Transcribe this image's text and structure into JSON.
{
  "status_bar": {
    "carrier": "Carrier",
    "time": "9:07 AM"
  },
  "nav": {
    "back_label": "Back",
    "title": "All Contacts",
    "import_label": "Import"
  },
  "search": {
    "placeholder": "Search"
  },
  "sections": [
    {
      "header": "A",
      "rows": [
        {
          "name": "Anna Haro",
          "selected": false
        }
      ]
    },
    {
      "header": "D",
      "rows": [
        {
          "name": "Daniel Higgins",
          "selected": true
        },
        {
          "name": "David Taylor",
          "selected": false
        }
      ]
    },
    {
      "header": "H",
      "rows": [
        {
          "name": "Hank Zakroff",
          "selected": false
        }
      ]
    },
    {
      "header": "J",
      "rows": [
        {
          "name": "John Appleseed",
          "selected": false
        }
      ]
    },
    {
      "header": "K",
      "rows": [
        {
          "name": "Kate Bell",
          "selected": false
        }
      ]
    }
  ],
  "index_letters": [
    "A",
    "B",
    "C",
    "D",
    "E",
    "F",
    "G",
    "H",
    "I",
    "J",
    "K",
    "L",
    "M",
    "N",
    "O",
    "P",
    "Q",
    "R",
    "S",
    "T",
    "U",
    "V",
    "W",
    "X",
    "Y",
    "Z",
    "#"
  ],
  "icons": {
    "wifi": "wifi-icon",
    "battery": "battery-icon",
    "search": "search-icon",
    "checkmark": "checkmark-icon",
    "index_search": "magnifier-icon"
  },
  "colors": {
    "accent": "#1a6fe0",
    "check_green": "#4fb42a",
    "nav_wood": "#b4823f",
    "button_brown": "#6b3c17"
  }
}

What is required:
Write out the whole listing again, exactly as it stands.

Exercise output:
Transcribe this image's text and structure into JSON.
{
  "status_bar": {
    "carrier": "Carrier",
    "time": "9:07 AM"
  },
  "nav": {
    "back_label": "Back",
    "title": "All Contacts",
    "import_label": "Import"
  },
  "search": {
    "placeholder": "Search"
  },
  "sections": [
    {
      "header": "A",
      "rows": [
        {
          "name": "Anna Haro",
          "selected": false
        }
      ]
    },
    {
      "header": "D",
      "rows": [
        {
          "name": "Daniel Higgins",
          "selected": true
        },
        {
          "name": "David Taylor",
          "selected": false
        }
      ]
    },
    {
      "header": "H",
      "rows": [
        {
          "name": "Hank Zakroff",
          "selected": false
        }
      ]
    },
    {
      "header": "J",
      "rows": [
        {
          "name": "John Appleseed",
          "selected": false
        }
      ]
    },
    {
      "header": "K",
      "rows": [
        {
          "name": "Kate Bell",
          "selected": false
        }
      ]
    }
  ],
  "index_letters": [
    "A",
    "B",
    "C",
    "D",
    "E",
    "F",
    "G",
    "H",
    "I",
    "J",
    "K",
    "L",
    "M",
    "N",
    "O",
    "P",
    "Q",
    "R",
    "S",
    "T",
    "U",
    "V",
    "W",
    "X",
    "Y",
    "Z",
    "#"
  ],
  "icons": {
    "wifi": "wifi-icon",
    "battery": "battery-icon",
    "search": "search-icon",
    "checkmark": "checkmark-icon",
    "index_search": "magnifier-icon"
  },
  "colors": {
    "accent": "#1a6fe0",
    "check_green": "#4fb42a",
    "nav_wood": "#b4823f",
    "button_brown": "#6b3c17"
  }
}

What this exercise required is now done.